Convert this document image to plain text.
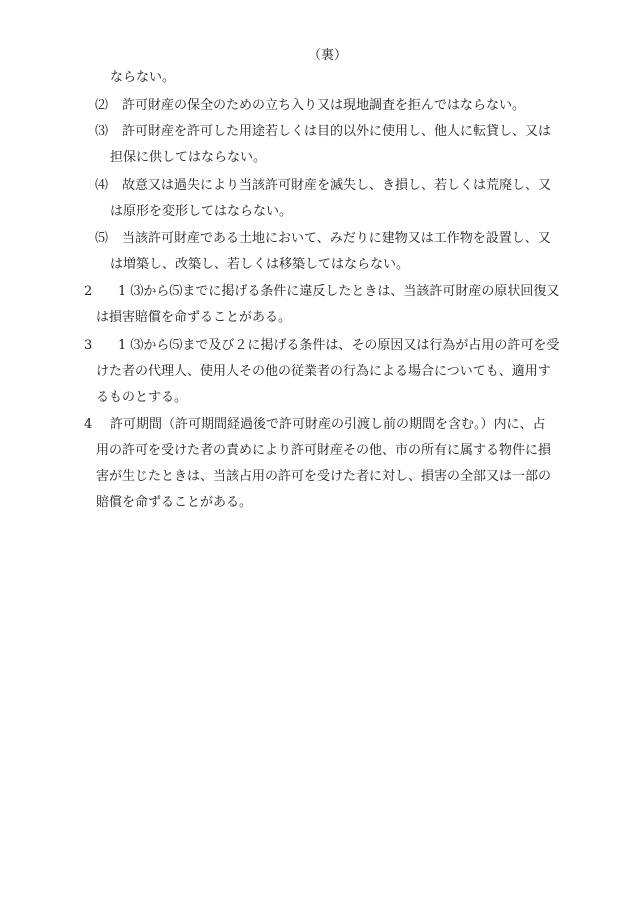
（裏）
ならない。
⑵ 許可財産の保全のための立ち入り又は現地調査を拒んではならない。
⑶ 許可財産を許可した用途若しくは目的以外に使用し、他人に転貸し、又は
担保に供してはならない。
⑷ 故意又は過失により当該許可財産を滅失し、き損し、若しくは荒廃し、又
は原形を変形してはならない。
⑸ 当該許可財産である土地において、みだりに建物又は工作物を設置し、又
は増築し、改築し、若しくは移築してはならない。
2 1 ⑶から⑸までに掲げる条件に違反したときは、当該許可財産の原状回復又
は損害賠償を命ずることがある。
3 1 ⑶から⑸まで及び２に掲げる条件は、その原因又は行為が占用の許可を受
けた者の代理人、使用人その他の従業者の行為による場合についても、適用す
るものとする。
4 許可期間（許可期間経過後で許可財産の引渡し前の期間を含む。）内に、占
用の許可を受けた者の責めにより許可財産その他、市の所有に属する物件に損
害が生じたときは、当該占用の許可を受けた者に対し、損害の全部又は一部の
賠償を命ずることがある。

» SHORT PROBLEM: Without the pictures, restate all of the entries above verbatim.

» TASK RESPONSE:
Convert this document image to plain text.
（裏）
ならない。
⑵ 許可財産の保全のための立ち入り又は現地調査を拒んではならない。
⑶ 許可財産を許可した用途若しくは目的以外に使用し、他人に転貸し、又は
担保に供してはならない。
⑷ 故意又は過失により当該許可財産を滅失し、き損し、若しくは荒廃し、又
は原形を変形してはならない。
⑸ 当該許可財産である土地において、みだりに建物又は工作物を設置し、又
は増築し、改築し、若しくは移築してはならない。
2 1 ⑶から⑸までに掲げる条件に違反したときは、当該許可財産の原状回復又
は損害賠償を命ずることがある。
3 1 ⑶から⑸まで及び２に掲げる条件は、その原因又は行為が占用の許可を受
けた者の代理人、使用人その他の従業者の行為による場合についても、適用す
るものとする。
4 許可期間（許可期間経過後で許可財産の引渡し前の期間を含む。）内に、占
用の許可を受けた者の責めにより許可財産その他、市の所有に属する物件に損
害が生じたときは、当該占用の許可を受けた者に対し、損害の全部又は一部の
賠償を命ずることがある。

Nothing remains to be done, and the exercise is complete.